[Collected data]
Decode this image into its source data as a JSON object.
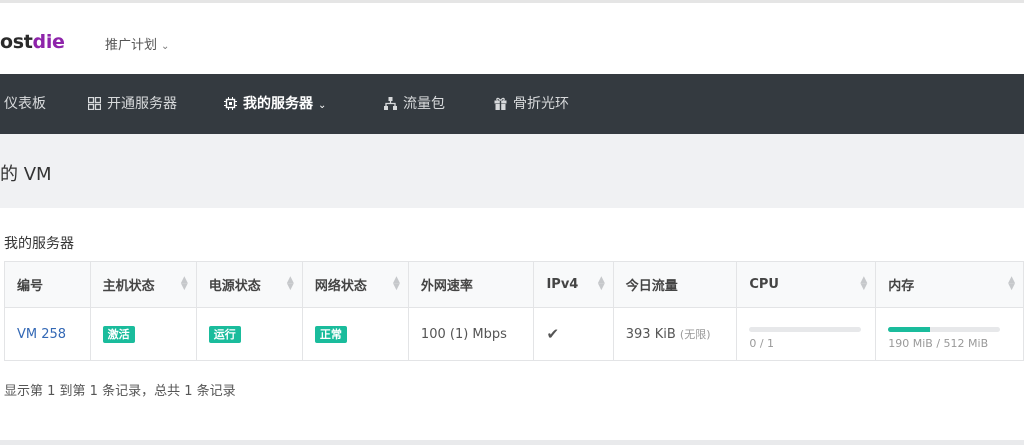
{
  "brand": {
    "logo_part1": "ost",
    "logo_part2": "die"
  },
  "topbar": {
    "promo_label": "推广计划",
    "promo_chevron": "⌄"
  },
  "nav": {
    "items": [
      {
        "label": "仪表板",
        "icon": "dashboard-icon"
      },
      {
        "label": "开通服务器",
        "icon": "grid-icon"
      },
      {
        "label": "我的服务器",
        "icon": "cpu-icon",
        "active": true
      },
      {
        "label": "流量包",
        "icon": "sitemap-icon"
      },
      {
        "label": "骨折光环",
        "icon": "gift-icon"
      }
    ],
    "chevron": "⌄"
  },
  "page": {
    "title": "的 VM"
  },
  "panel": {
    "title": "我的服务器",
    "columns": [
      "编号",
      "主机状态",
      "电源状态",
      "网络状态",
      "外网速率",
      "IPv4",
      "今日流量",
      "CPU",
      "内存"
    ],
    "rows": [
      {
        "id": "VM 258",
        "host_status": "激活",
        "power_status": "运行",
        "network_status": "正常",
        "bandwidth": "100 (1) Mbps",
        "ipv4_icon": "check-icon",
        "traffic": "393 KiB",
        "traffic_note": "(无限)",
        "cpu_text": "0 / 1",
        "cpu_fraction": 0.0,
        "memory_text": "190 MiB / 512 MiB",
        "memory_fraction": 0.37
      }
    ],
    "footer": "显示第 1 到第 1 条记录，总共 1 条记录"
  },
  "colors": {
    "nav_bg": "#343a40",
    "accent": "#1abc9c",
    "link": "#3368b5",
    "brand_purple": "#8e24aa"
  }
}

SET TASK
Find the lines containing "icon" and list every one of them.

ANSWER
        "icon": "dashboard-icon"
        "icon": "grid-icon"
        "icon": "cpu-icon",
        "icon": "sitemap-icon"
        "icon": "gift-icon"
        "ipv4_icon": "check-icon",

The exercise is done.